## Written exercise
Each line that includes "JSON" counts once; give the total and nothing besides.

## Entries
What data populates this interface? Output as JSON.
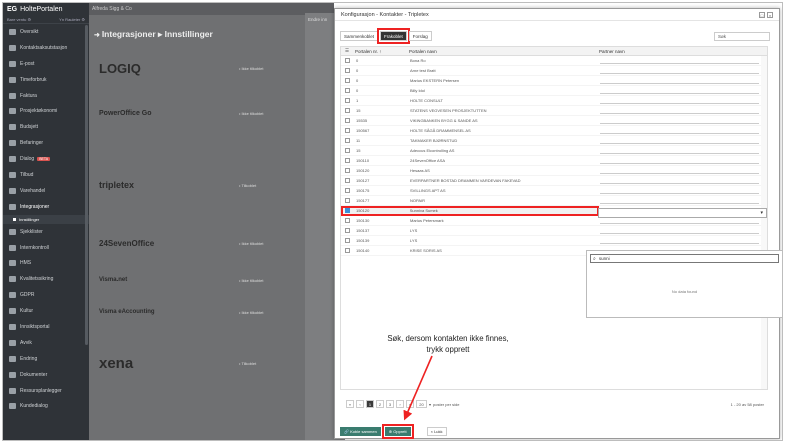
{
  "sidebar": {
    "brand": "HoltePortalen",
    "brand_prefix": "EG",
    "filter_left": "Bare ventu ⚙",
    "filter_right": "Yn Rauleter ⚙",
    "items": [
      {
        "label": "Oversikt",
        "icon": "home-icon"
      },
      {
        "label": "Kontaktsaksutstasjon",
        "icon": "contacts-icon"
      },
      {
        "label": "E-post",
        "icon": "mail-icon"
      },
      {
        "label": "Timeforbruk",
        "icon": "clock-icon"
      },
      {
        "label": "Faktura",
        "icon": "invoice-icon"
      },
      {
        "label": "Prosjektøkonomi",
        "icon": "chart-icon"
      },
      {
        "label": "Budsjett",
        "icon": "budget-icon"
      },
      {
        "label": "Befaringer",
        "icon": "inspection-icon"
      },
      {
        "label": "Dialog",
        "icon": "chat-icon",
        "badge": "BETA"
      },
      {
        "label": "Tilbud",
        "icon": "offer-icon"
      },
      {
        "label": "Varehandel",
        "icon": "cart-icon"
      },
      {
        "label": "Integrasjoner",
        "icon": "plug-icon",
        "active": true
      }
    ],
    "sub_item": "Innstillinger",
    "items_after": [
      {
        "label": "Sjekklister",
        "icon": "checklist-icon"
      },
      {
        "label": "Internkontroll",
        "icon": "shield-icon"
      },
      {
        "label": "HMS",
        "icon": "warning-icon"
      },
      {
        "label": "Kvalitetssikring",
        "icon": "quality-icon"
      },
      {
        "label": "GDPR",
        "icon": "lock-icon"
      },
      {
        "label": "Kultur",
        "icon": "culture-icon"
      },
      {
        "label": "Innsiktsportal",
        "icon": "insight-icon"
      },
      {
        "label": "Avvik",
        "icon": "deviation-icon"
      },
      {
        "label": "Endring",
        "icon": "change-icon"
      },
      {
        "label": "Dokumenter",
        "icon": "document-icon"
      },
      {
        "label": "Ressursplanlegger",
        "icon": "calendar-icon"
      },
      {
        "label": "Kundedialog",
        "icon": "customer-icon"
      }
    ]
  },
  "background": {
    "topbar": "Alfreda Sigg & Co",
    "title": "Integrasjoner ▸ Innstillinger",
    "logos": [
      {
        "text": "LOGIQ",
        "status": "• Ikke tilkoblet"
      },
      {
        "text": "PowerOffice Go",
        "status": "• Ikke tilkoblet"
      },
      {
        "text": "tripletex",
        "status": "• Tilkoblet"
      },
      {
        "text": "24SevenOffice",
        "status": "• Ikke tilkoblet"
      },
      {
        "text": "Visma.net",
        "status": "• Ikke tilkoblet"
      },
      {
        "text": "Visma eAccounting",
        "status": "• Ikke tilkoblet"
      },
      {
        "text": "xena",
        "status": "• Tilkoblet"
      }
    ],
    "drawer_header": "Endre inn"
  },
  "dialog": {
    "title": "Konfigurasjon - Kontakter - Tripletex",
    "tabs": [
      "Sammenkoblet",
      "Frakoblet",
      "Forslag"
    ],
    "selected_tab": "Frakoblet",
    "search_placeholder": "Søk",
    "columns": [
      "Portalen nr. ↑",
      "Portalen navn",
      "Partner navn"
    ],
    "rows": [
      {
        "nr": "0",
        "name": "Bona Ro",
        "checked": false
      },
      {
        "nr": "0",
        "name": "Arne test Bratt",
        "checked": false
      },
      {
        "nr": "0",
        "name": "Marius EKSTERN Petersen",
        "checked": false
      },
      {
        "nr": "0",
        "name": "Billy Idol",
        "checked": false
      },
      {
        "nr": "1",
        "name": "HOLTE CONSULT",
        "checked": false
      },
      {
        "nr": "15",
        "name": "STATENS VEGVESEN PROSJEKTUTTEN",
        "checked": false
      },
      {
        "nr": "15535",
        "name": "VIKINGBANKEN BYGG & SANDE AS",
        "checked": false
      },
      {
        "nr": "150567",
        "name": "HOLTE SÅGÅ DRAMMENSEL AS",
        "checked": false
      },
      {
        "nr": "11",
        "name": "TAKMAKER BJØRNSTUD",
        "checked": false
      },
      {
        "nr": "15",
        "name": "Adeccus Elcontrolling AS",
        "checked": false
      },
      {
        "nr": "150110",
        "name": "24SevenOffice ASA",
        "checked": false
      },
      {
        "nr": "150120",
        "name": "Hesaas AS",
        "checked": false
      },
      {
        "nr": "150127",
        "name": "EVERPARTNER BOSTAD DRAMMEN VARDEVAN FAKEVAD",
        "checked": false
      },
      {
        "nr": "150175",
        "name": "SVILLINGS APT AS",
        "checked": false
      },
      {
        "nr": "150177",
        "name": "NOPAIR",
        "checked": false
      },
      {
        "nr": "150120",
        "name": "Sunniva Sumek",
        "checked": true,
        "selected": true
      },
      {
        "nr": "150130",
        "name": "Marius Petersmark",
        "checked": false
      },
      {
        "nr": "150137",
        "name": "LYS",
        "checked": false
      },
      {
        "nr": "150139",
        "name": "LYS",
        "checked": false
      },
      {
        "nr": "150140",
        "name": "KRISE SORIS AS",
        "checked": false
      }
    ],
    "partner_search_value": "sunni",
    "no_data": "No data found",
    "pager": {
      "pages": [
        "1",
        "2",
        "3"
      ],
      "current": "1",
      "per_page": "20",
      "per_page_label": "poster per side",
      "info": "1 - 20 av 58 poster"
    },
    "buttons": {
      "link": "Koble sammen",
      "create": "Opprett",
      "close": "× Lukk"
    },
    "annotation": "Søk, dersom kontakten ikke finnes, trykk opprett"
  },
  "colors": {
    "highlight_red": "#e22222",
    "sidebar_bg": "#2f3338",
    "button_green": "#3a7c6f"
  }
}
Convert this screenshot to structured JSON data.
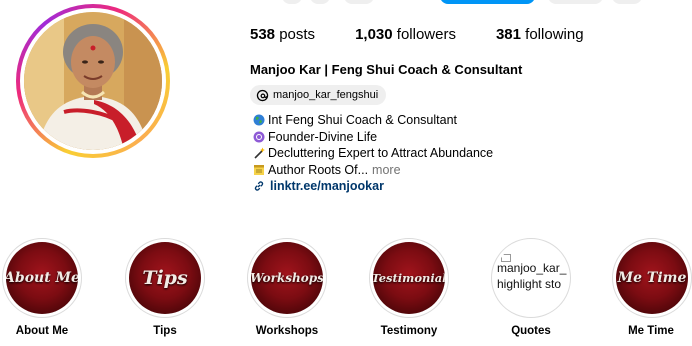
{
  "profile": {
    "stats": {
      "posts_count": "538",
      "posts_label": "posts",
      "followers_count": "1,030",
      "followers_label": "followers",
      "following_count": "381",
      "following_label": "following"
    },
    "name": "Manjoo Kar | Feng Shui Coach & Consultant",
    "threads_handle": "manjoo_kar_fengshui",
    "bio": [
      {
        "icon": "globe-emoji",
        "text": "Int Feng Shui Coach & Consultant"
      },
      {
        "icon": "purple-circle-emoji",
        "text": "Founder-Divine Life"
      },
      {
        "icon": "magic-wand-emoji",
        "text": "Decluttering Expert to Attract Abundance"
      },
      {
        "icon": "notepad-emoji",
        "text": "Author Roots Of...",
        "more": "more"
      }
    ],
    "link": "linktr.ee/manjookar"
  },
  "highlights": [
    {
      "title": "About Me",
      "label": "About Me",
      "broken": false
    },
    {
      "title": "Tips",
      "label": "Tips",
      "broken": false
    },
    {
      "title": "Workshops",
      "label": "Workshops",
      "broken": false
    },
    {
      "title": "Testimonial",
      "label": "Testimony",
      "broken": false
    },
    {
      "title": "",
      "label": "Quotes",
      "broken": true,
      "alt_line1": "manjoo_kar_",
      "alt_line2": "highlight sto"
    },
    {
      "title": "Me Time",
      "label": "Me Time",
      "broken": false
    }
  ],
  "colors": {
    "link": "#00376b",
    "muted": "#737373",
    "chip_bg": "#efefef",
    "primary_button": "#0095f6",
    "highlight_red": "#7c0c12"
  }
}
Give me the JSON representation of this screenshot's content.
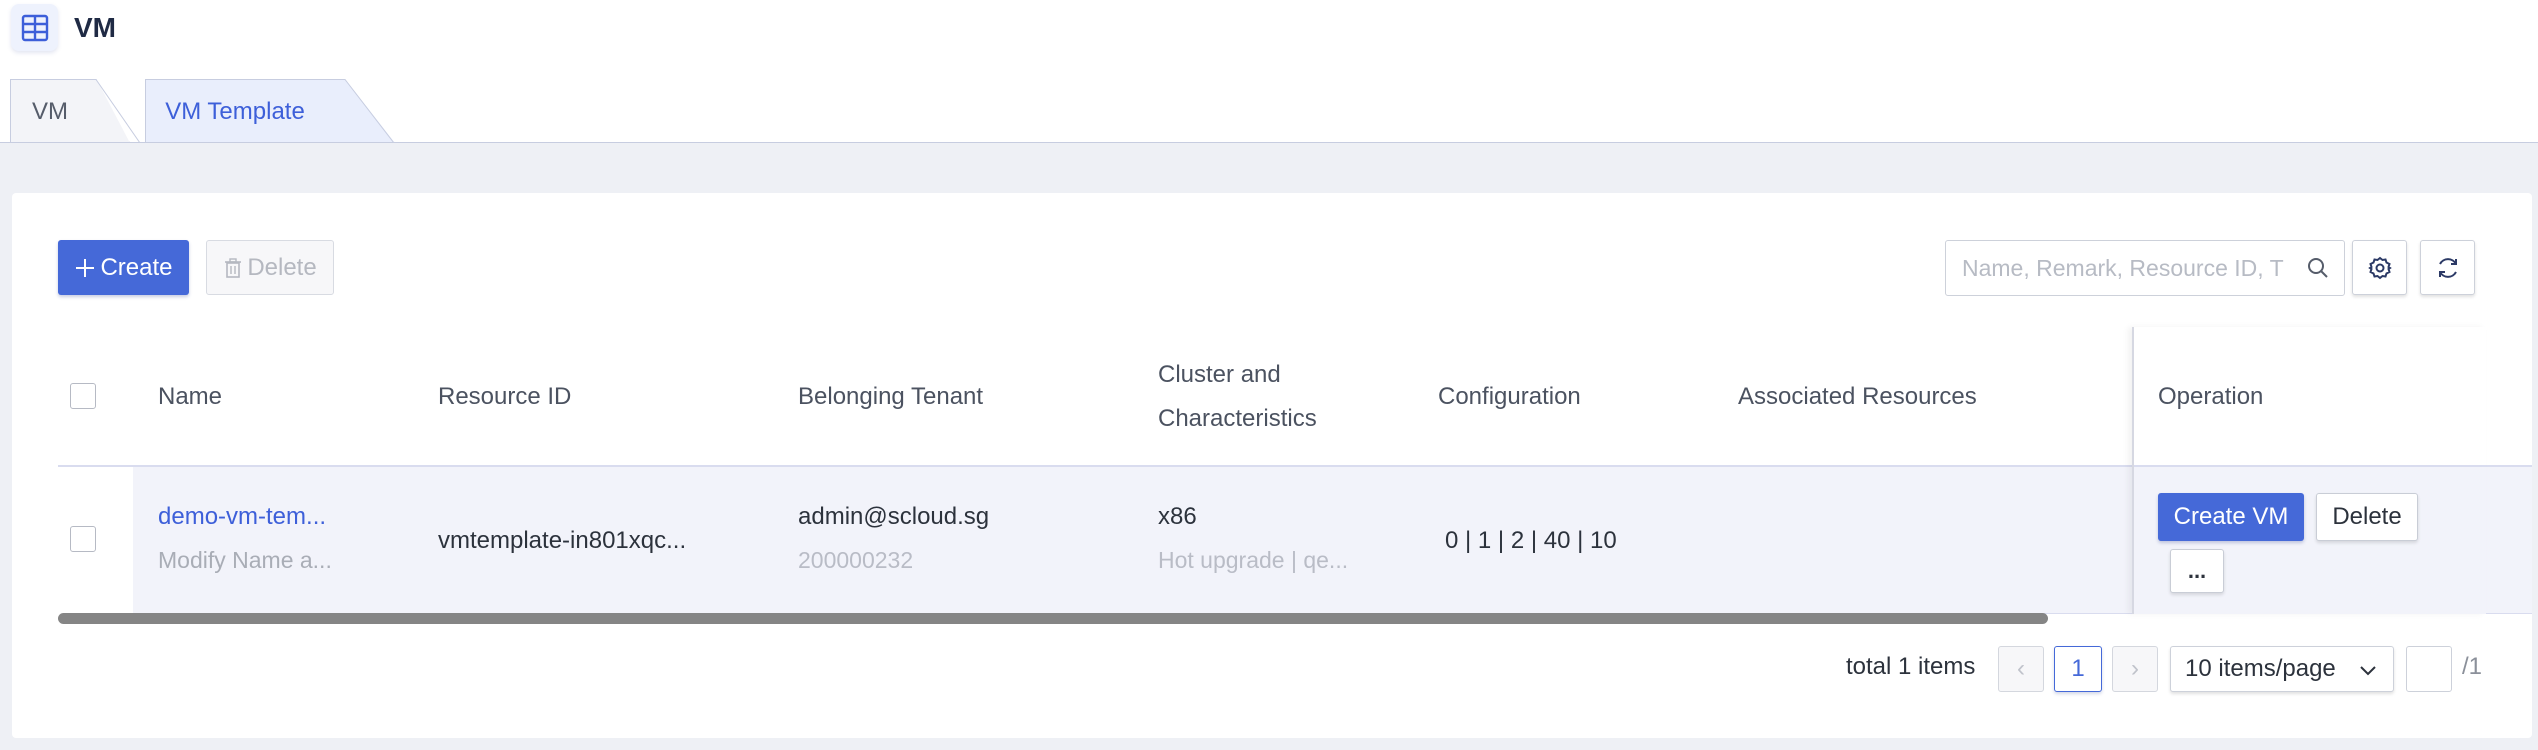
{
  "app": {
    "title": "VM"
  },
  "tabs": [
    {
      "label": "VM",
      "active": false
    },
    {
      "label": "VM Template",
      "active": true
    }
  ],
  "toolbar": {
    "create_label": "Create",
    "delete_label": "Delete",
    "search_placeholder": "Name, Remark, Resource ID, T"
  },
  "table": {
    "headers": {
      "name": "Name",
      "resource_id": "Resource ID",
      "tenant": "Belonging Tenant",
      "cluster_line1": "Cluster and",
      "cluster_line2": "Characteristics",
      "configuration": "Configuration",
      "associated": "Associated Resources",
      "operation": "Operation"
    },
    "rows": [
      {
        "name": "demo-vm-tem...",
        "remark": "Modify Name a...",
        "resource_id": "vmtemplate-in801xqc...",
        "tenant": "admin@scloud.sg",
        "tenant_id": "200000232",
        "cluster": "x86",
        "characteristics": "Hot upgrade | qe...",
        "configuration": "0 | 1 | 2 | 40 | 10",
        "associated": "",
        "op_create": "Create VM",
        "op_delete": "Delete",
        "op_more": "..."
      }
    ]
  },
  "pagination": {
    "total_text": "total 1 items",
    "prev": "‹",
    "next": "›",
    "current": "1",
    "page_size": "10 items/page",
    "total_pages": "/1"
  },
  "colors": {
    "accent": "#4569d8",
    "link": "#3d5fd9"
  }
}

## Solution to the problem
3